## Given task
Determine the number of lines where "this" occurs and reply with that number by itself.
------------------------------
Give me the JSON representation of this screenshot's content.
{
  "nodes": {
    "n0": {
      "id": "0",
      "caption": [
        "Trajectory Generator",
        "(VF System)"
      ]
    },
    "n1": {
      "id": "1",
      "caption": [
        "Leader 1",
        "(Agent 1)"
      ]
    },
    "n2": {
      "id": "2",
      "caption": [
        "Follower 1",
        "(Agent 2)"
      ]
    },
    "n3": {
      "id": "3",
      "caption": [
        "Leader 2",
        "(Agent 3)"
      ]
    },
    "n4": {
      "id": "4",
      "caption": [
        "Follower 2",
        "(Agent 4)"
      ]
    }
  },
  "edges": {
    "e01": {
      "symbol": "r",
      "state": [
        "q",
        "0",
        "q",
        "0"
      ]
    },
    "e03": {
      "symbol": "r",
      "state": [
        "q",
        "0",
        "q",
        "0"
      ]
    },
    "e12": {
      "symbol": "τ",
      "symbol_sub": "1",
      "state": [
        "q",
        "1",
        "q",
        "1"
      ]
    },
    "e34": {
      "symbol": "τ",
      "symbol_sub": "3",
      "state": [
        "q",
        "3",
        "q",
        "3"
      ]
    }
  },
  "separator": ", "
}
------------------------------
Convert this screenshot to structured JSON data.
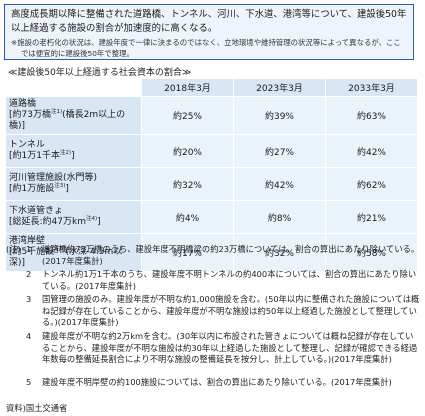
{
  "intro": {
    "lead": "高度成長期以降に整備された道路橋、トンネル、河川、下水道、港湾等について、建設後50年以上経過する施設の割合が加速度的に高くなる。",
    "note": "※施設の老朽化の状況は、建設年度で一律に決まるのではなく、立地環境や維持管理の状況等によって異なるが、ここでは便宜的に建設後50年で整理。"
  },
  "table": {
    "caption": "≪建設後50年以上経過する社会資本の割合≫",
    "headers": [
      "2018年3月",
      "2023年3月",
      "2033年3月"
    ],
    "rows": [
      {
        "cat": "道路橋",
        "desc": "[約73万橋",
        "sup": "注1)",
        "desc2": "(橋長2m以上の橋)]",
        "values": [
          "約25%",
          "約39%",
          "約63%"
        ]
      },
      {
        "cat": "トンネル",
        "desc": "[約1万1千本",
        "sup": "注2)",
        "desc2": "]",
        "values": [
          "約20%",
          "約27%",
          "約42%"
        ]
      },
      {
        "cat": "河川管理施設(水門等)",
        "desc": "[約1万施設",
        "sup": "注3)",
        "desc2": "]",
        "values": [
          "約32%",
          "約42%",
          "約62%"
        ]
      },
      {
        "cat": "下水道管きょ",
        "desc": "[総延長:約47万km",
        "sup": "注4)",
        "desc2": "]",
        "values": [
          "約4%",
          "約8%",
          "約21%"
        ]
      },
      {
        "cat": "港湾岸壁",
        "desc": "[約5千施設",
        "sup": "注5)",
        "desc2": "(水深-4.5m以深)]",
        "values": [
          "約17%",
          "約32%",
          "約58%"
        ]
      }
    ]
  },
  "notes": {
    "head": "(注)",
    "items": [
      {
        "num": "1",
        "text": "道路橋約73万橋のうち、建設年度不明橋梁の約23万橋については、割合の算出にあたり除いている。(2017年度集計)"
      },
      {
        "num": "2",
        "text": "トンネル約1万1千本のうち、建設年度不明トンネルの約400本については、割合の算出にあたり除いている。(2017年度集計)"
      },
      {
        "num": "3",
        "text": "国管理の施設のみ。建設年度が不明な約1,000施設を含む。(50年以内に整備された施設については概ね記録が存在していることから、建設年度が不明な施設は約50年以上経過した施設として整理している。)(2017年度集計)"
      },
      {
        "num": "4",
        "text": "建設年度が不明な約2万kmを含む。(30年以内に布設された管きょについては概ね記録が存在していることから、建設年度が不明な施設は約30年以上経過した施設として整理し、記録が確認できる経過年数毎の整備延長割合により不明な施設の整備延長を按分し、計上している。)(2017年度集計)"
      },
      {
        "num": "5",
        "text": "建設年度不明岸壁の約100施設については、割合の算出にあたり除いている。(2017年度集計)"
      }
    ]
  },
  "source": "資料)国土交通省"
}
------------------------------
## Problem solution
2